*TASK REQUIREMENTS*. The records should be repeated word for word, pictures excluded.

*EXERCISE MATERIALS*.

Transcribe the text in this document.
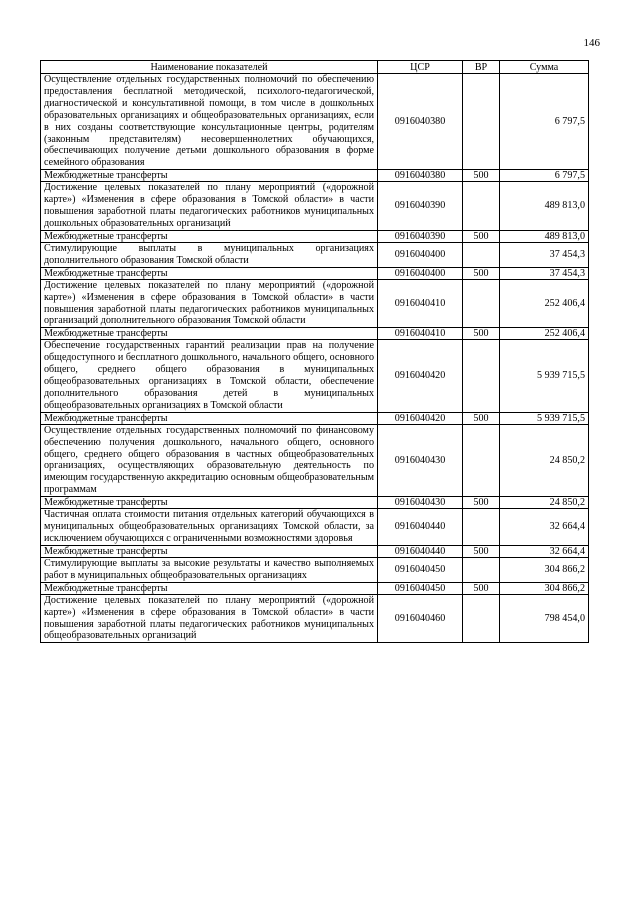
146
Наименование показателей	ЦСР	ВР	Сумма
Осуществление отдельных государственных полномочий по обеспечению предоставления бесплатной методической, психолого-педагогической, диагностической и консультативной помощи, в том числе в дошкольных образовательных организациях и общеобразовательных организациях, если в них созданы соответствующие консультационные центры, родителям (законным представителям) несовершеннолетних обучающихся, обеспечивающих получение детьми дошкольного образования в форме семейного образования	0916040380		6 797,5
Межбюджетные трансферты	0916040380	500	6 797,5
Достижение целевых показателей по плану мероприятий («дорожной карте») «Изменения в сфере образования в Томской области» в части повышения заработной платы педагогических работников муниципальных дошкольных образовательных организаций	0916040390		489 813,0
Межбюджетные трансферты	0916040390	500	489 813,0
Стимулирующие выплаты в муниципальных организациях дополнительного образования Томской области	0916040400		37 454,3
Межбюджетные трансферты	0916040400	500	37 454,3
Достижение целевых показателей по плану мероприятий («дорожной карте») «Изменения в сфере образования в Томской области» в части повышения заработной платы педагогических работников муниципальных организаций дополнительного образования Томской области	0916040410		252 406,4
Межбюджетные трансферты	0916040410	500	252 406,4
Обеспечение государственных гарантий реализации прав на получение общедоступного и бесплатного дошкольного, начального общего, основного общего, среднего общего образования в муниципальных общеобразовательных организациях в Томской области, обеспечение дополнительного образования детей в муниципальных общеобразовательных организациях в Томской области	0916040420		5 939 715,5
Межбюджетные трансферты	0916040420	500	5 939 715,5
Осуществление отдельных государственных полномочий по финансовому обеспечению получения дошкольного, начального общего, основного общего, среднего общего образования в частных общеобразовательных организациях, осуществляющих образовательную деятельность по имеющим государственную аккредитацию основным общеобразовательным программам	0916040430		24 850,2
Межбюджетные трансферты	0916040430	500	24 850,2
Частичная оплата стоимости питания отдельных категорий обучающихся в муниципальных общеобразовательных организациях Томской области, за исключением обучающихся с ограниченными возможностями здоровья	0916040440		32 664,4
Межбюджетные трансферты	0916040440	500	32 664,4
Стимулирующие выплаты за высокие результаты и качество выполняемых работ в муниципальных общеобразовательных организациях	0916040450		304 866,2
Межбюджетные трансферты	0916040450	500	304 866,2
Достижение целевых показателей по плану мероприятий («дорожной карте») «Изменения в сфере образования в Томской области» в части повышения заработной платы педагогических работников муниципальных общеобразовательных организаций	0916040460		798 454,0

*PROBLEM SOLUTION*.
Transcribe the text in this document.
146
Наименование показателей	ЦСР	ВР	Сумма
Осуществление отдельных государственных полномочий по обеспечению предоставления бесплатной методической, психолого-педагогической, диагностической и консультативной помощи, в том числе в дошкольных образовательных организациях и общеобразовательных организациях, если в них созданы соответствующие консультационные центры, родителям (законным представителям) несовершеннолетних обучающихся, обеспечивающих получение детьми дошкольного образования в форме семейного образования	0916040380		6 797,5
Межбюджетные трансферты	0916040380	500	6 797,5
Достижение целевых показателей по плану мероприятий («дорожной карте») «Изменения в сфере образования в Томской области» в части повышения заработной платы педагогических работников муниципальных дошкольных образовательных организаций	0916040390		489 813,0
Межбюджетные трансферты	0916040390	500	489 813,0
Стимулирующие выплаты в муниципальных организациях дополнительного образования Томской области	0916040400		37 454,3
Межбюджетные трансферты	0916040400	500	37 454,3
Достижение целевых показателей по плану мероприятий («дорожной карте») «Изменения в сфере образования в Томской области» в части повышения заработной платы педагогических работников муниципальных организаций дополнительного образования Томской области	0916040410		252 406,4
Межбюджетные трансферты	0916040410	500	252 406,4
Обеспечение государственных гарантий реализации прав на получение общедоступного и бесплатного дошкольного, начального общего, основного общего, среднего общего образования в муниципальных общеобразовательных организациях в Томской области, обеспечение дополнительного образования детей в муниципальных общеобразовательных организациях в Томской области	0916040420		5 939 715,5
Межбюджетные трансферты	0916040420	500	5 939 715,5
Осуществление отдельных государственных полномочий по финансовому обеспечению получения дошкольного, начального общего, основного общего, среднего общего образования в частных общеобразовательных организациях, осуществляющих образовательную деятельность по имеющим государственную аккредитацию основным общеобразовательным программам	0916040430		24 850,2
Межбюджетные трансферты	0916040430	500	24 850,2
Частичная оплата стоимости питания отдельных категорий обучающихся в муниципальных общеобразовательных организациях Томской области, за исключением обучающихся с ограниченными возможностями здоровья	0916040440		32 664,4
Межбюджетные трансферты	0916040440	500	32 664,4
Стимулирующие выплаты за высокие результаты и качество выполняемых работ в муниципальных общеобразовательных организациях	0916040450		304 866,2
Межбюджетные трансферты	0916040450	500	304 866,2
Достижение целевых показателей по плану мероприятий («дорожной карте») «Изменения в сфере образования в Томской области» в части повышения заработной платы педагогических работников муниципальных общеобразовательных организаций	0916040460		798 454,0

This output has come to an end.